--- DATA EXCERPTS ---
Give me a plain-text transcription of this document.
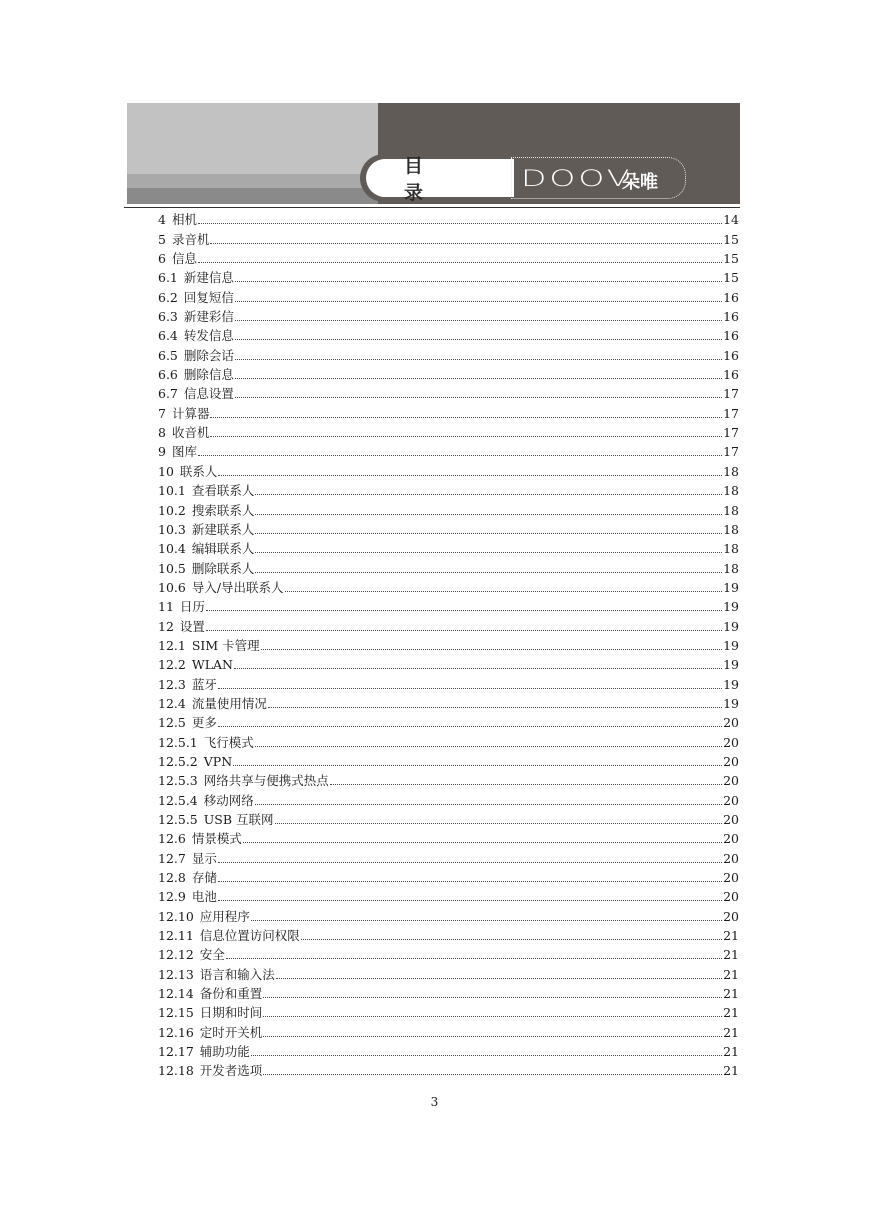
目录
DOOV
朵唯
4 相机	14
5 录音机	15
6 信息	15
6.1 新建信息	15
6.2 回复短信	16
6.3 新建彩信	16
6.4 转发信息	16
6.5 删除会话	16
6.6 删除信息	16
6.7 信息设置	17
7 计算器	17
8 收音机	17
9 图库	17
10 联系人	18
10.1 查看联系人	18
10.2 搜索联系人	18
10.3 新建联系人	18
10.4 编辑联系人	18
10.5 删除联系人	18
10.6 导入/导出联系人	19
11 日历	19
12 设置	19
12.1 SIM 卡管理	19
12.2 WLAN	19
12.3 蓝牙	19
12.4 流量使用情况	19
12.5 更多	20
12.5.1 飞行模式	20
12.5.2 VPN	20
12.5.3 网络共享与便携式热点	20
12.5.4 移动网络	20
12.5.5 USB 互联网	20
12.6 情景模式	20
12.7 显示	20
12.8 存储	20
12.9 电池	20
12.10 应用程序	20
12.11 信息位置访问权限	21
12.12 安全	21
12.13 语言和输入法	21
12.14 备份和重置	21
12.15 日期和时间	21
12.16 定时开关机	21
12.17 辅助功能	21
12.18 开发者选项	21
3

--- WHAT IS BEING ASKED ---
Give the data above again in full and unchanged, skipping the pictures.

--- RESPONSE ---
Give me a plain-text transcription of this document.
目录
DOOV
朵唯
4 相机	14
5 录音机	15
6 信息	15
6.1 新建信息	15
6.2 回复短信	16
6.3 新建彩信	16
6.4 转发信息	16
6.5 删除会话	16
6.6 删除信息	16
6.7 信息设置	17
7 计算器	17
8 收音机	17
9 图库	17
10 联系人	18
10.1 查看联系人	18
10.2 搜索联系人	18
10.3 新建联系人	18
10.4 编辑联系人	18
10.5 删除联系人	18
10.6 导入/导出联系人	19
11 日历	19
12 设置	19
12.1 SIM 卡管理	19
12.2 WLAN	19
12.3 蓝牙	19
12.4 流量使用情况	19
12.5 更多	20
12.5.1 飞行模式	20
12.5.2 VPN	20
12.5.3 网络共享与便携式热点	20
12.5.4 移动网络	20
12.5.5 USB 互联网	20
12.6 情景模式	20
12.7 显示	20
12.8 存储	20
12.9 电池	20
12.10 应用程序	20
12.11 信息位置访问权限	21
12.12 安全	21
12.13 语言和输入法	21
12.14 备份和重置	21
12.15 日期和时间	21
12.16 定时开关机	21
12.17 辅助功能	21
12.18 开发者选项	21
3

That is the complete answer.